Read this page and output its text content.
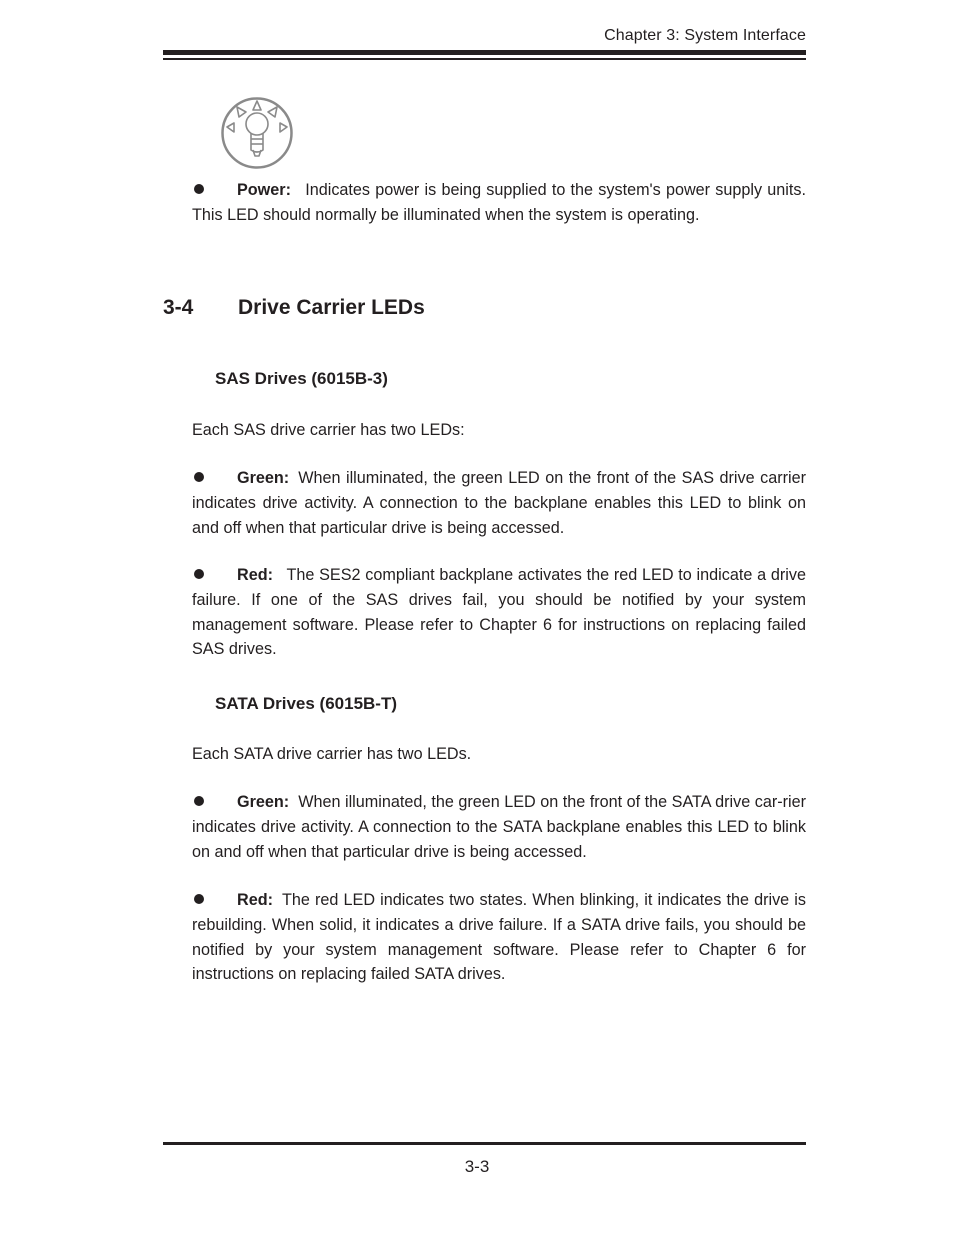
Chapter 3: System Interface

Power: Indicates power is being supplied to the system's power supply units. This LED should normally be illuminated when the system is operating.

3-4 Drive Carrier LEDs
SAS Drives (6015B-3)

Each SAS drive carrier has two LEDs:

Green: When illuminated, the green LED on the front of the SAS drive carrier indicates drive activity. A connection to the backplane enables this LED to blink on and off when that particular drive is being accessed.

Red: The SES2 compliant backplane activates the red LED to indicate a drive failure. If one of the SAS drives fail, you should be notified by your system management software. Please refer to Chapter 6 for instructions on replacing failed SAS drives.

SATA Drives (6015B-T)

Each SATA drive carrier has two LEDs.

Green: When illuminated, the green LED on the front of the SATA drive car-rier indicates drive activity. A connection to the SATA backplane enables this LED to blink on and off when that particular drive is being accessed.

Red: The red LED indicates two states. When blinking, it indicates the drive is rebuilding. When solid, it indicates a drive failure. If a SATA drive fails, you should be notified by your system management software. Please refer to Chapter 6 for instructions on replacing failed SATA drives.

3-3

**AIM**
Return the material exactly as given, apart from the pictures.

**SOLUTION**
Read this page and output its text content.
Chapter 3: System Interface

Power: Indicates power is being supplied to the system's power supply units. This LED should normally be illuminated when the system is operating.

3-4 Drive Carrier LEDs
SAS Drives (6015B-3)

Each SAS drive carrier has two LEDs:

Green: When illuminated, the green LED on the front of the SAS drive carrier indicates drive activity. A connection to the backplane enables this LED to blink on and off when that particular drive is being accessed.

Red: The SES2 compliant backplane activates the red LED to indicate a drive failure. If one of the SAS drives fail, you should be notified by your system management software. Please refer to Chapter 6 for instructions on replacing failed SAS drives.

SATA Drives (6015B-T)

Each SATA drive carrier has two LEDs.

Green: When illuminated, the green LED on the front of the SATA drive car-rier indicates drive activity. A connection to the SATA backplane enables this LED to blink on and off when that particular drive is being accessed.

Red: The red LED indicates two states. When blinking, it indicates the drive is rebuilding. When solid, it indicates a drive failure. If a SATA drive fails, you should be notified by your system management software. Please refer to Chapter 6 for instructions on replacing failed SATA drives.

3-3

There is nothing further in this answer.